**Task**
Retype, word for word, every line starting at the line with "Give me a plain-text" and ending with the final line of the entries; skip the pictures.

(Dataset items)
————————
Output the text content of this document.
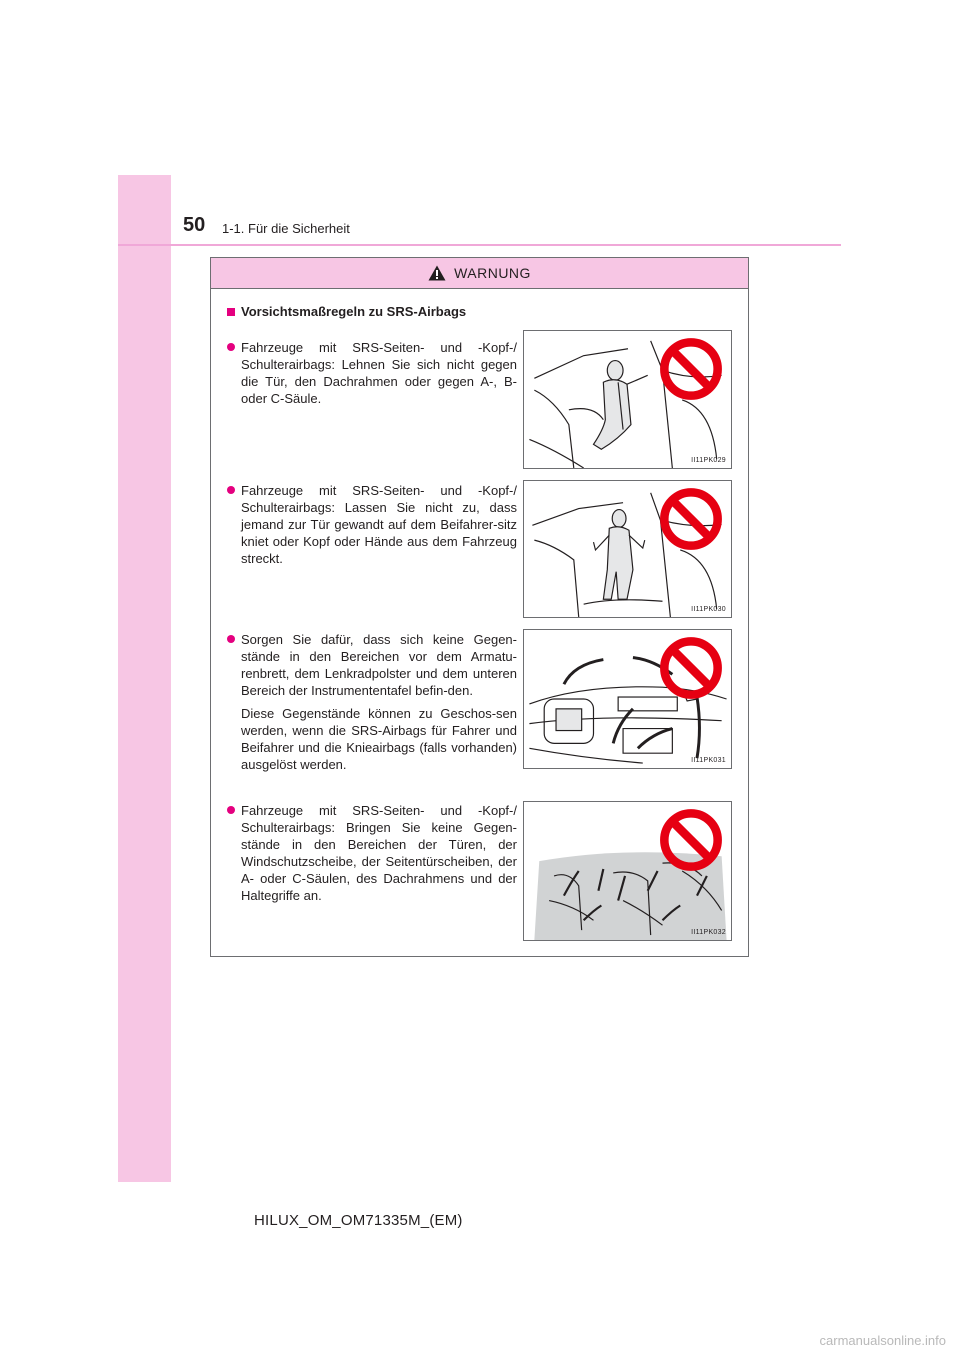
50 1-1. Für die Sicherheit
WARNUNG
Vorsichtsmaßregeln zu SRS-Airbags

Fahrzeuge mit SRS-Seiten- und -Kopf-/ Schulterairbags: Lehnen Sie sich nicht gegen die Tür, den Dachrahmen oder gegen A-, B- oder C-Säule.

II11PK029

Fahrzeuge mit SRS-Seiten- und -Kopf-/ Schulterairbags: Lassen Sie nicht zu, dass jemand zur Tür gewandt auf dem Beifahrer-sitz kniet oder Kopf oder Hände aus dem Fahrzeug streckt.

II11PK030

Sorgen Sie dafür, dass sich keine Gegen-stände in den Bereichen vor dem Armatu-renbrett, dem Lenkradpolster und dem unteren Bereich der Instrumententafel befin-den.

Diese Gegenstände können zu Geschos-sen werden, wenn die SRS-Airbags für Fahrer und Beifahrer und die Knieairbags (falls vorhanden) ausgelöst werden.	II11PK031

Fahrzeuge mit SRS-Seiten- und -Kopf-/ Schulterairbags: Bringen Sie keine Gegen-stände in den Bereichen der Türen, der Windschutzscheibe, der Seitentürscheiben, der A- oder C-Säulen, des Dachrahmens und der Haltegriffe an.

II11PK032
HILUX_OM_OM71335M_(EM)
carmanualsonline.info
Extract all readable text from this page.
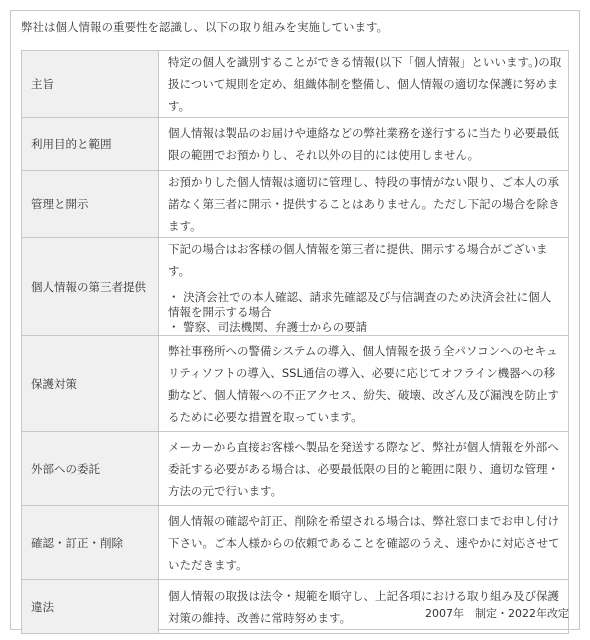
弊社は個人情報の重要性を認識し、以下の取り組みを実施しています。
主旨	特定の個人を識別することができる情報(以下「個人情報」といいます。)の取扱について規則を定め、組織体制を整備し、個人情報の適切な保護に努めます。

利用目的と範囲	個人情報は製品のお届けや連絡などの弊社業務を遂行するに当たり必要最低限の範囲でお預かりし、それ以外の目的には使用しません。

管理と開示	お預かりした個人情報は適切に管理し、特段の事情がない限り、ご本人の承諾なく第三者に開示・提供することはありません。ただし下記の場合を除きます。

個人情報の第三者提供	下記の場合はお客様の個人情報を第三者に提供、開示する場合がございます。
・ 決済会社での本人確認、請求先確認及び与信調査のため決済会社に個人情報を開示する場合
・ 警察、司法機関、弁護士からの要請

保護対策	弊社事務所への警備システムの導入、個人情報を扱う全パソコンへのセキュリティソフトの導入、SSL通信の導入、必要に応じてオフライン機器への移動など、個人情報への不正アクセス、紛失、破壊、改ざん及び漏洩を防止するために必要な措置を取っています。

外部への委託	メーカーから直接お客様へ製品を発送する際など、弊社が個人情報を外部へ委託する必要がある場合は、必要最低限の目的と範囲に限り、適切な管理・方法の元で行います。

確認・訂正・削除	個人情報の確認や訂正、削除を希望される場合は、弊社窓口までお申し付け下さい。ご本人様からの依頼であることを確認のうえ、速やかに対応させていただきます。

違法	個人情報の取扱は法令・規範を順守し、上記各項における取り組み及び保護対策の維持、改善に常時努めます。	2007年　制定・2022年改定
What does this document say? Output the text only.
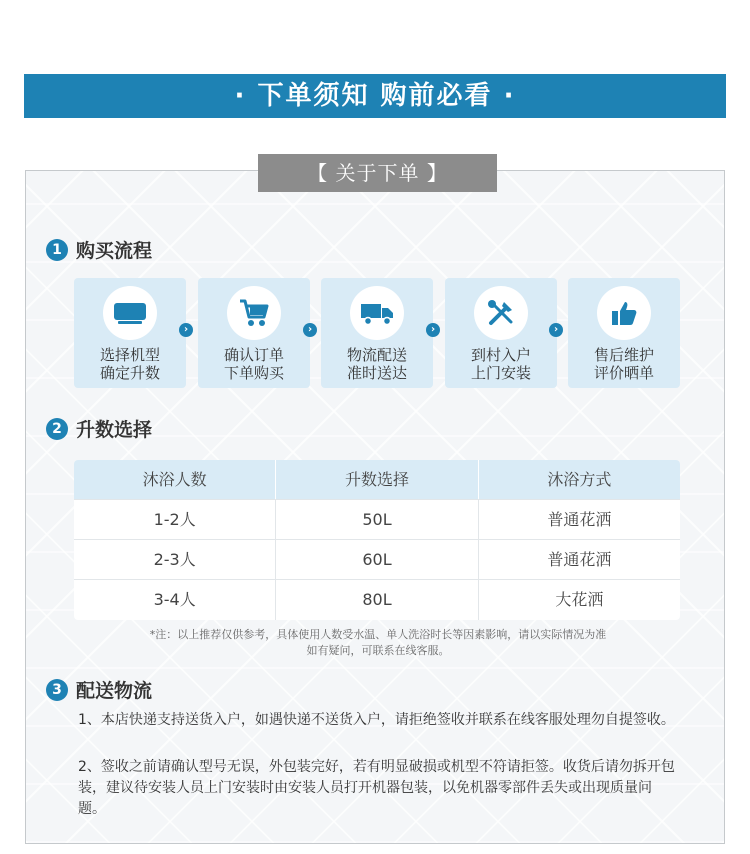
· 下单须知 购前必看 ·
【 关于下单 】
1 购买流程
选择机型
确定升数
›
确认订单
下单购买
›
物流配送
准时送达
›
到村入户
上门安装
›
售后维护
评价晒单
2 升数选择
沐浴人数	升数选择	沐浴方式
1-2人	50L	普通花洒
2-3人	60L	普通花洒
3-4人	80L	大花洒
*注：以上推荐仅供参考，具体使用人数受水温、单人洗浴时长等因素影响，请以实际情况为准
如有疑问，可联系在线客服。
3 配送物流
1、本店快递支持送货入户，如遇快递不送货入户，请拒绝签收并联系在线客服处理勿自提签收。
2、签收之前请确认型号无误，外包装完好，若有明显破损或机型不符请拒签。收货后请勿拆开包装，建议待安装人员上门安装时由安装人员打开机器包装，以免机器零部件丢失或出现质量问题。
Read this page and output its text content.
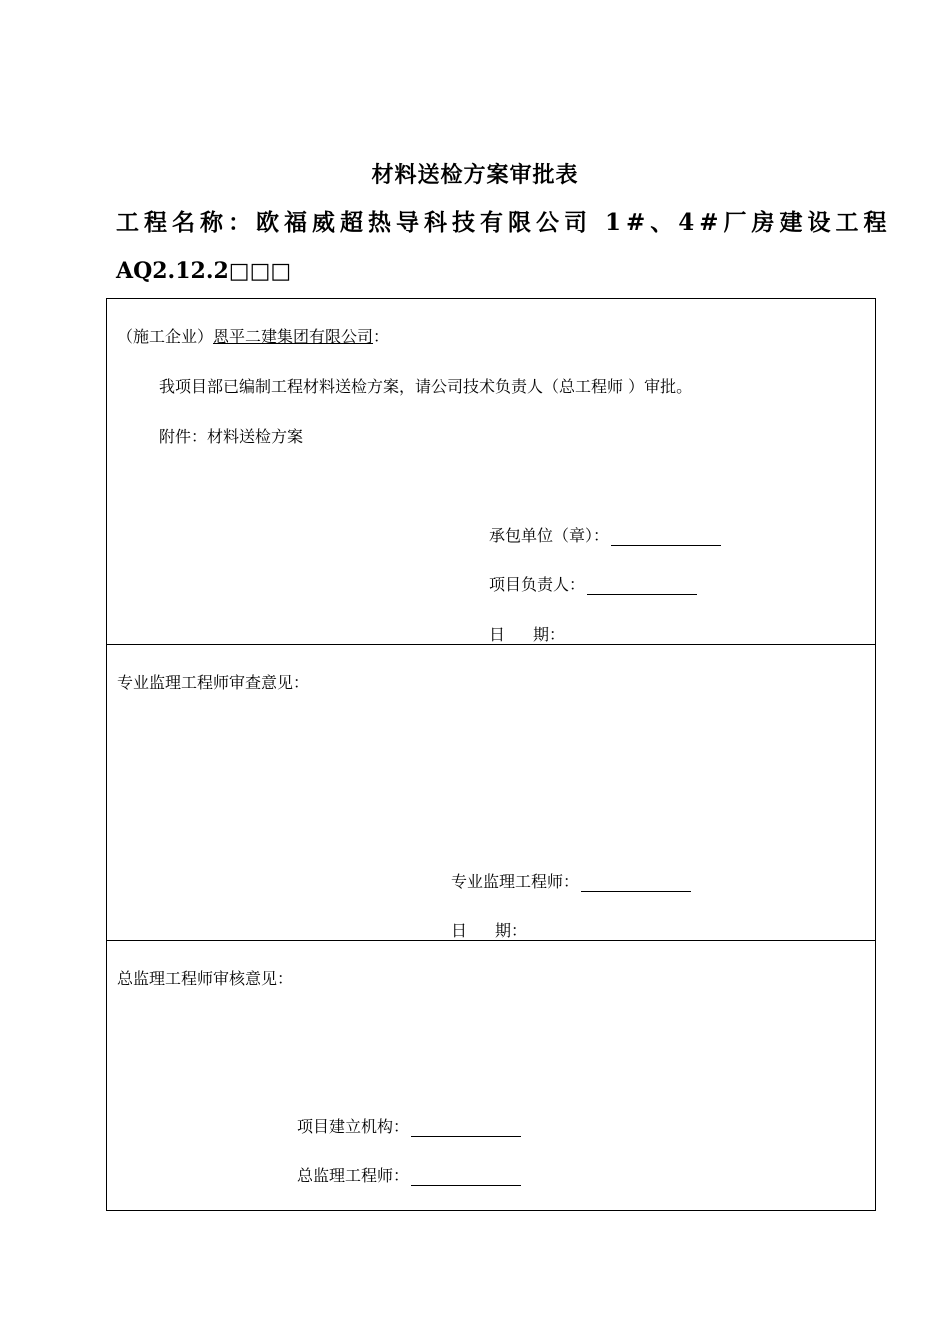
材料送检方案审批表
工程名称：欧福威超热导科技有限公司 1#、4#厂房建设工程
AQ2.12.2□□□
（施工企业）恩平二建集团有限公司：
我项目部已编制工程材料送检方案，请公司技术负责人（总工程师 ）审批。
附件：材料送检方案
承包单位（章）：
项目负责人：
日 期：
专业监理工程师审查意见：
专业监理工程师：
日 期：
总监理工程师审核意见：
项目建立机构：
总监理工程师：
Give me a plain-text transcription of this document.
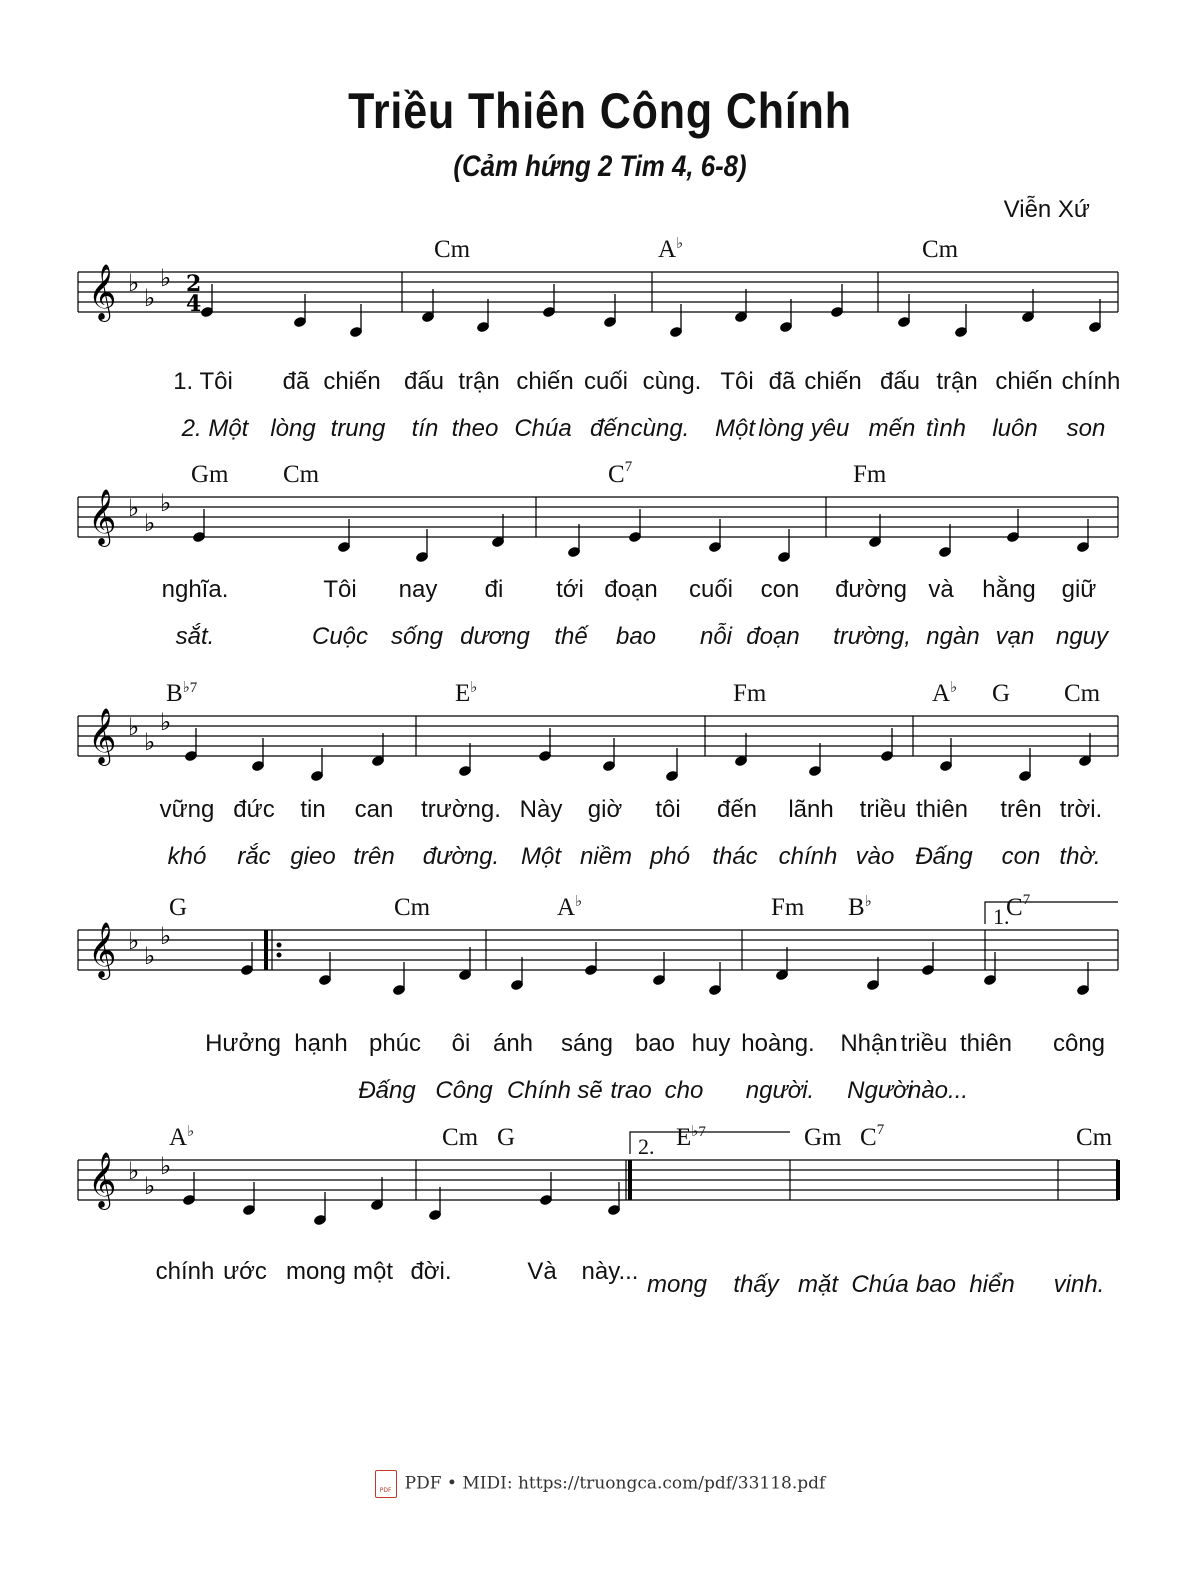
Triều Thiên Công Chính
(Cảm hứng 2 Tim 4, 6-8)
Viễn Xứ
𝄞 ♭
♭
♭ 2
4
𝄞 ♭
♭
♭
𝄞 ♭
♭
♭
𝄞 ♭
♭
♭
𝄞 ♭
♭
♭
Cm	A♭	Cm
1. Tôi đã chiến đấu trận chiến cuối cùng. Tôi đã chiến đấu trận chiến chính
2. Một lòng trung tín theo Chúa đến cùng. Một lòng yêu mến tình luôn son
Gm Cm	$C^7$	Fm
nghĩa.	Tôi nay đi tới đoạn cuối con đường và hằng giữ
sắt.	Cuộc sống dương thế bao nỗi đoạn trường, ngàn vạn nguy
$B^{♭7}$	E♭	Fm	A♭ G Cm
vững đức tin can trường. Này giờ tôi đến lãnh triều thiên trên trời.
khó rắc gieo trên đường. Một niềm phó thác chính vào Đấng con thờ.
G	Cm	A♭	Fm B♭	$C^7$
1.
Hưởng hạnh phúc ôi ánh sáng bao huy hoàng. Nhận triều thiên công
Đấng Công Chính sẽ trao cho người. Người
nào...
A♭	Cm G	$E^{♭7}$	Gm $C^7$	Cm
2.
chính ước mong một đời.	Và này... mong thấy mặt Chúa bao hiển vinh.
PDF PDF • MIDI: https://truongca.com/pdf/33118.pdf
————————
**Task output**
Give me a plain-text transcription of this document.
Triều Thiên Công Chính
(Cảm hứng 2 Tim 4, 6-8)
Viễn Xứ
𝄞 ♭
♭
♭ 2
4
𝄞 ♭
♭
♭
𝄞 ♭
♭
♭
𝄞 ♭
♭
♭
𝄞 ♭
♭
♭
Cm	A♭	Cm
1. Tôi đã chiến đấu trận chiến cuối cùng. Tôi đã chiến đấu trận chiến chính
2. Một lòng trung tín theo Chúa đến cùng. Một lòng yêu mến tình luôn son
Gm Cm	$C^7$	Fm
nghĩa.	Tôi nay đi tới đoạn cuối con đường và hằng giữ
sắt.	Cuộc sống dương thế bao nỗi đoạn trường, ngàn vạn nguy
$B^{♭7}$	E♭	Fm	A♭ G Cm
vững đức tin can trường. Này giờ tôi đến lãnh triều thiên trên trời.
khó rắc gieo trên đường. Một niềm phó thác chính vào Đấng con thờ.
G	Cm	A♭	Fm B♭	$C^7$
1.
Hưởng hạnh phúc ôi ánh sáng bao huy hoàng. Nhận triều thiên công
Đấng Công Chính sẽ trao cho người. Người
nào...
A♭	Cm G	$E^{♭7}$	Gm $C^7$	Cm
2.
chính ước mong một đời.	Và này... mong thấy mặt Chúa bao hiển vinh.
PDF PDF • MIDI: https://truongca.com/pdf/33118.pdf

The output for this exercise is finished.